__Problem to solve__.
Wherever a line holds the word "text", copy that line out.

▼

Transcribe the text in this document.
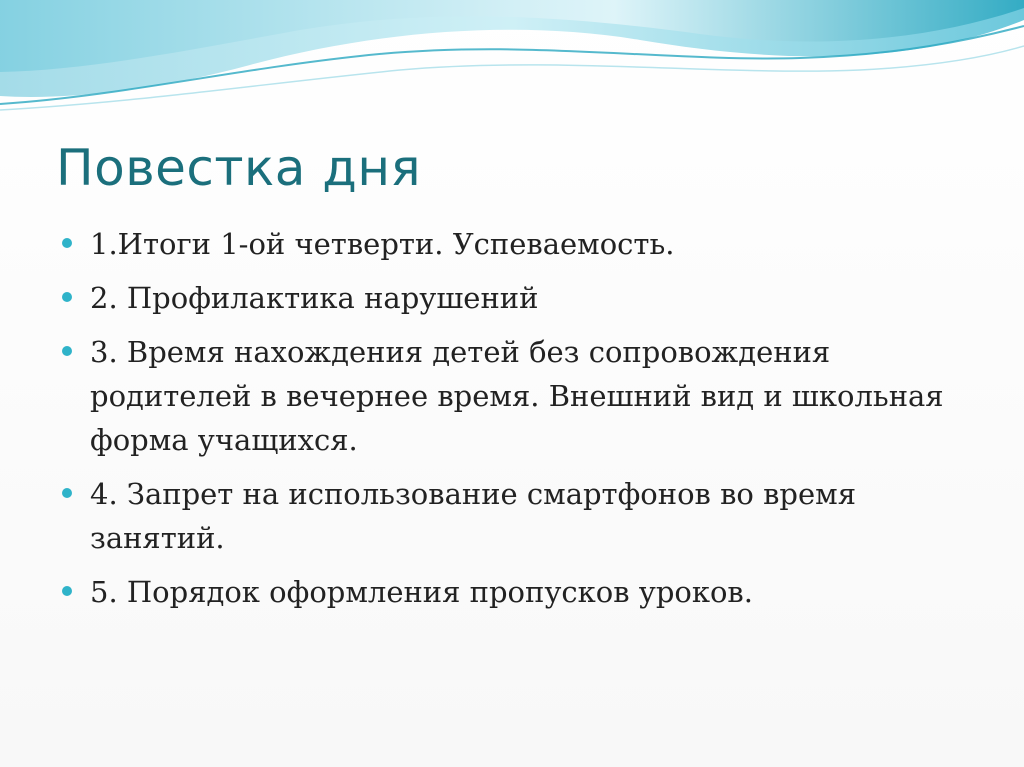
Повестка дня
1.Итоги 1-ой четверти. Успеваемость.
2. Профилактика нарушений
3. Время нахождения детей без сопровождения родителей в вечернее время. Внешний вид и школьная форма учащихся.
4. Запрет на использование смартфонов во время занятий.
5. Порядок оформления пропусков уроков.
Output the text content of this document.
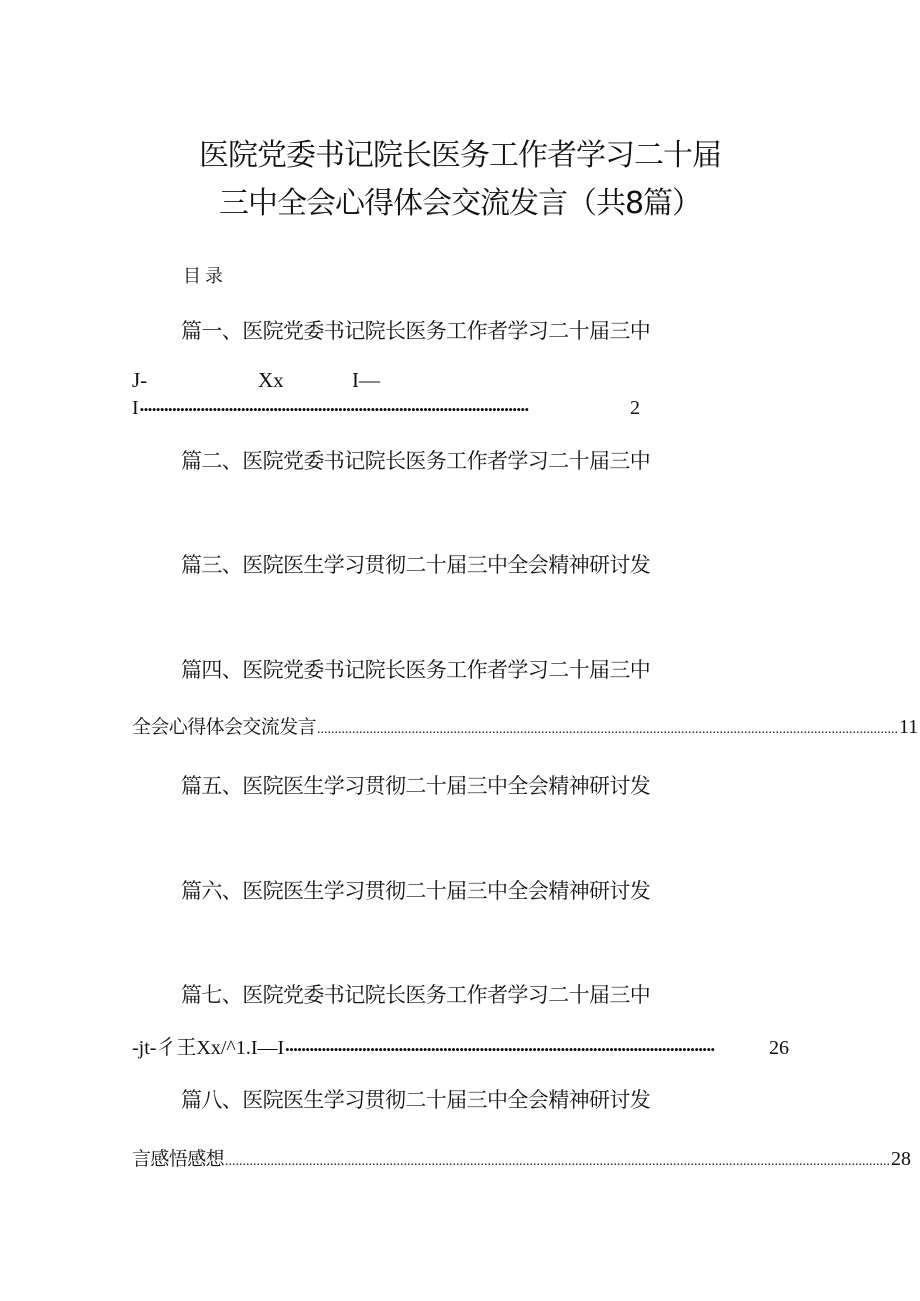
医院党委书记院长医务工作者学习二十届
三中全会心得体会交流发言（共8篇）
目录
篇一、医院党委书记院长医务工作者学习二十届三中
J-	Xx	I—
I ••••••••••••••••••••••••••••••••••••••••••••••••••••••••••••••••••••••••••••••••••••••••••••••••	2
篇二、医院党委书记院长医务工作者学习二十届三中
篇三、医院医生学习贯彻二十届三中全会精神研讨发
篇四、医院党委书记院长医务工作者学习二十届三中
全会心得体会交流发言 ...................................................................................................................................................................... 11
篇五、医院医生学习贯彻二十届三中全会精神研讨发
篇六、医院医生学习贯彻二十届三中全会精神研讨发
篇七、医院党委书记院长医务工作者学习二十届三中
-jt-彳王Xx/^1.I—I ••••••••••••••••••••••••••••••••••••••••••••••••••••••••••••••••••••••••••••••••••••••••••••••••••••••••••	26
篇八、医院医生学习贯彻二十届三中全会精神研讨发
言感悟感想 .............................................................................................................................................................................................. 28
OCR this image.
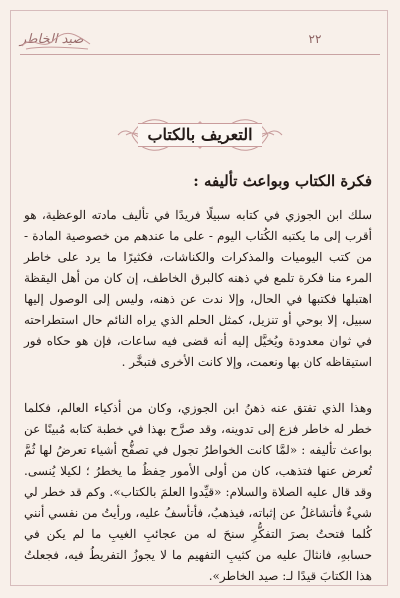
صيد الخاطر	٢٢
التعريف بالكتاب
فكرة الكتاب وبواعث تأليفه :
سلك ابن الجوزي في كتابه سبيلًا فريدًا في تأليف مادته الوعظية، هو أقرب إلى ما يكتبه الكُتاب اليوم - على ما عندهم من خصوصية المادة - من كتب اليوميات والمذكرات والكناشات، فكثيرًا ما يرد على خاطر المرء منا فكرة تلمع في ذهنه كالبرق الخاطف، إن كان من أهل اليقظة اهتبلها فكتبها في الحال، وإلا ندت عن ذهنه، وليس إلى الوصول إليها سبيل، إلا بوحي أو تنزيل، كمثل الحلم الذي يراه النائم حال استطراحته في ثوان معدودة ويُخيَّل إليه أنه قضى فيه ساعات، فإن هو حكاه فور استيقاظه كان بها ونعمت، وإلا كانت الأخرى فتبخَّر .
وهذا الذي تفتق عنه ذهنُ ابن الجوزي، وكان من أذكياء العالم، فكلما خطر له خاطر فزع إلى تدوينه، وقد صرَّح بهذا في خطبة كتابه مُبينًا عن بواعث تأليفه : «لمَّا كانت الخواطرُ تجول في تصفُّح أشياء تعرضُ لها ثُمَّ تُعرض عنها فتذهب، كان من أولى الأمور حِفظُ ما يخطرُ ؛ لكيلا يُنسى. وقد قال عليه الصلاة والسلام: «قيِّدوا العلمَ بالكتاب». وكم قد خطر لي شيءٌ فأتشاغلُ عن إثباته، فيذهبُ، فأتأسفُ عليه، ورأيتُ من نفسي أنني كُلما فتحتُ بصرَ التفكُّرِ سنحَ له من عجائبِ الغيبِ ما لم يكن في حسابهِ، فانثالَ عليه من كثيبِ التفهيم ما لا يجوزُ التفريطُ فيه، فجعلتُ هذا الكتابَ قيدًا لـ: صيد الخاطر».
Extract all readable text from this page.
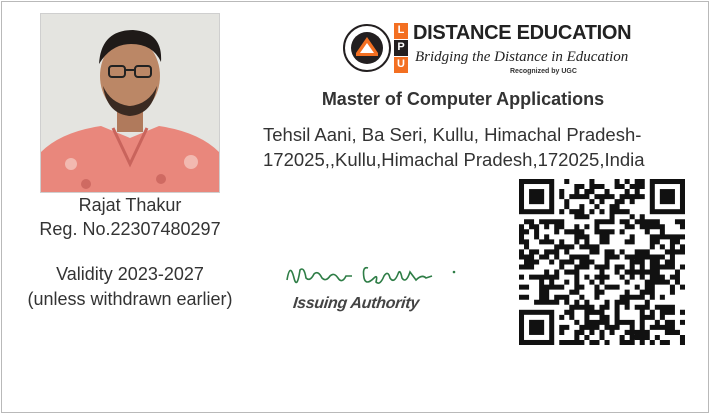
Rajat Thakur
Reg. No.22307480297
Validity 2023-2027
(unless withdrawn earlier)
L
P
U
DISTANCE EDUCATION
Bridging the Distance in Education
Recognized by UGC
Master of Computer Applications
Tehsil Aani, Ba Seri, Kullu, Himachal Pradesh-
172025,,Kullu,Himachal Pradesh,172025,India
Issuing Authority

▲

__Output__.
Transcribe the text in this document.
Output the text content of this document.
Extract all readable text from this page.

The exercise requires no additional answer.